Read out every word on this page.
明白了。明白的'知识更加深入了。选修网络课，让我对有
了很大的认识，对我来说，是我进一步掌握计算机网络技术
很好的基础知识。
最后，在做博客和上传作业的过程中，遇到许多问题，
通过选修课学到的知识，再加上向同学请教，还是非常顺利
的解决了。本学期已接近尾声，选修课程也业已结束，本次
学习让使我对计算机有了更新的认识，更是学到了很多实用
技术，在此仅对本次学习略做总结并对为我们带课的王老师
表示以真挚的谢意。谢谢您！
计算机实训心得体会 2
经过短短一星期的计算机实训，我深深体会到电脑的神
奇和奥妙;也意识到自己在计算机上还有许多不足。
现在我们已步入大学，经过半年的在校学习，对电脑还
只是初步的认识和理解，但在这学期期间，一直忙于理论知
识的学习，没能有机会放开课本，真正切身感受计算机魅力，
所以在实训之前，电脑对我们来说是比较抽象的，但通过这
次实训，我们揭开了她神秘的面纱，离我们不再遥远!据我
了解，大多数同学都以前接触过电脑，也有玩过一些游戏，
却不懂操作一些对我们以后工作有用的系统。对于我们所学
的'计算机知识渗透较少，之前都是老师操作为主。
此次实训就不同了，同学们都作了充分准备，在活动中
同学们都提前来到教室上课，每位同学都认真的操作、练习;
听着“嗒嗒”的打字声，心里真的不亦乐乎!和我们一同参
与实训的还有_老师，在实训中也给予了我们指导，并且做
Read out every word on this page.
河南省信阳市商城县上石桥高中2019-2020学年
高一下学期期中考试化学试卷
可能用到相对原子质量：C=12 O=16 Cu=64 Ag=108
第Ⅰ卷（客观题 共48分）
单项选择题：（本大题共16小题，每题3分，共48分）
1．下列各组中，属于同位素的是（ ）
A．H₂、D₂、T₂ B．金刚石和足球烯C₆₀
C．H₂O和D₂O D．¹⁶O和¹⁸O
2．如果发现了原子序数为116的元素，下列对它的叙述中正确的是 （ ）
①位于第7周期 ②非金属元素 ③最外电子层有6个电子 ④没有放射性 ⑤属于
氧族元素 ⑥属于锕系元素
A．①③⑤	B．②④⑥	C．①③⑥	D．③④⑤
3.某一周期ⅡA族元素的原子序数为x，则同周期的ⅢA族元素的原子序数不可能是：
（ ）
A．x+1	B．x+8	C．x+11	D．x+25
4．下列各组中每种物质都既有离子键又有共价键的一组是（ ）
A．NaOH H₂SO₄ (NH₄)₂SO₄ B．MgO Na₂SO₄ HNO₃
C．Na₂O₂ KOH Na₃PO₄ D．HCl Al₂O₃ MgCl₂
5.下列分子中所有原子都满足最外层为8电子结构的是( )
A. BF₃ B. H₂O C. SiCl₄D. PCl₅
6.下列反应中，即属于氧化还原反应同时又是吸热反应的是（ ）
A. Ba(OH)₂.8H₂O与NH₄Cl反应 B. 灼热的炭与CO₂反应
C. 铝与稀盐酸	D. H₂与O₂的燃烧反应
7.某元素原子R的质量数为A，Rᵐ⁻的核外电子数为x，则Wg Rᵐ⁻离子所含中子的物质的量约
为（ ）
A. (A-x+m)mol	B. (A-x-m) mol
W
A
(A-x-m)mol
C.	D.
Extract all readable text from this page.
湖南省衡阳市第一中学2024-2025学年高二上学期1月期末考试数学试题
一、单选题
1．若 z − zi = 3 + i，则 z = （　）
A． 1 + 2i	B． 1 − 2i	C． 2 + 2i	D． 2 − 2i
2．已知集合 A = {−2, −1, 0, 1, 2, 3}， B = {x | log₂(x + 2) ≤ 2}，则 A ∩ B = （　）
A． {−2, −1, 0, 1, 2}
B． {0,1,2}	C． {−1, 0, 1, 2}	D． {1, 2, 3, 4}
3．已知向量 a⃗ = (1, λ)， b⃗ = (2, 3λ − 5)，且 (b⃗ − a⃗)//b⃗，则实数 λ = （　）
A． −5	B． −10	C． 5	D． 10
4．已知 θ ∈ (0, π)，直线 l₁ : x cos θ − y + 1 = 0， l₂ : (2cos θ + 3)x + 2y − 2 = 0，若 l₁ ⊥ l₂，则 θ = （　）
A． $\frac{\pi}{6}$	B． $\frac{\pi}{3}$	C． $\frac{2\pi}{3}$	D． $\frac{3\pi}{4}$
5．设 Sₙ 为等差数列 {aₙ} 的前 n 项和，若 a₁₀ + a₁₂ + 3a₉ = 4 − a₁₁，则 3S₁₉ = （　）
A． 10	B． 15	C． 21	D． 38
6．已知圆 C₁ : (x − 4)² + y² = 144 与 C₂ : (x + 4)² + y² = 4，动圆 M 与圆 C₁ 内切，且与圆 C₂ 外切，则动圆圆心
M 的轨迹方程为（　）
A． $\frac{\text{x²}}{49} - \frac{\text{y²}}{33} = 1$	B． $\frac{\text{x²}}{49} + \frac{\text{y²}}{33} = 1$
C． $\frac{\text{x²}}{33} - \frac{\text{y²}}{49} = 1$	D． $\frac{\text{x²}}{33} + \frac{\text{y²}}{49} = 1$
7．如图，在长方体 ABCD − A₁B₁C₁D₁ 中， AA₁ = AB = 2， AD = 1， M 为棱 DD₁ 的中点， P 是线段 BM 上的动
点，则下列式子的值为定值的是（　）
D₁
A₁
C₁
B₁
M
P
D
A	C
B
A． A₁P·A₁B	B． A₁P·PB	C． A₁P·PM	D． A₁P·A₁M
--------
■ Aim of the exercise ■
Gather each line that holds "text".

■ In response ■
Extract all readable text from this page.
A． $\frac{\text{x²}}{49} - \frac{\text{y²}}{33} = 1$	B． $\frac{\text{x²}}{49} + \frac{\text{y²}}{33} = 1$
C． $\frac{\text{x²}}{33} - \frac{\text{y²}}{49} = 1$	D． $\frac{\text{x²}}{33} + \frac{\text{y²}}{49} = 1$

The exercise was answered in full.